DIRECTIONS
Report every line below that holds the word "Rubisco".

---

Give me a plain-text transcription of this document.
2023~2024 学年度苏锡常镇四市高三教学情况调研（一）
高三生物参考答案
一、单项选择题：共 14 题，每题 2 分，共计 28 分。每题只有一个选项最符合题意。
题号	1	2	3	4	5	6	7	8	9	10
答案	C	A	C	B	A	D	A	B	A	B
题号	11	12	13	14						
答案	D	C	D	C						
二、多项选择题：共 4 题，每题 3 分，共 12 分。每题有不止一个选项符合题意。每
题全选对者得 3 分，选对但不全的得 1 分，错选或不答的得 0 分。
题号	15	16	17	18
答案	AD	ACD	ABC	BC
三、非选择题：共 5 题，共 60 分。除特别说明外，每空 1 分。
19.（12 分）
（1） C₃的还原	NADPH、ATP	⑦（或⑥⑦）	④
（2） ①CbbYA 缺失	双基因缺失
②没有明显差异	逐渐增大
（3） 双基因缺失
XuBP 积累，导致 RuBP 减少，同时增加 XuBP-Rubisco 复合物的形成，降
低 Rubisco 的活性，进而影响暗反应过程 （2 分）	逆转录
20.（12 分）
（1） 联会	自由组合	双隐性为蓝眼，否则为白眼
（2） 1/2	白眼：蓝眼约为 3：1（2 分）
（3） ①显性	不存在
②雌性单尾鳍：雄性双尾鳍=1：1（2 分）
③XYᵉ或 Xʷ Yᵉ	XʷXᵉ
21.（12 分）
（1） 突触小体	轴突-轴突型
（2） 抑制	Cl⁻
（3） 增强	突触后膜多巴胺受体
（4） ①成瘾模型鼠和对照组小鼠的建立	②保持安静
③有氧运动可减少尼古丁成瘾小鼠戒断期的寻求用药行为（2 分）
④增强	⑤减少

---

FULL OUTPUT
XuBP 积累，导致 RuBP 减少，同时增加 XuBP-Rubisco 复合物的形成，降
低 Rubisco 的活性，进而影响暗反应过程 （2 分）	逆转录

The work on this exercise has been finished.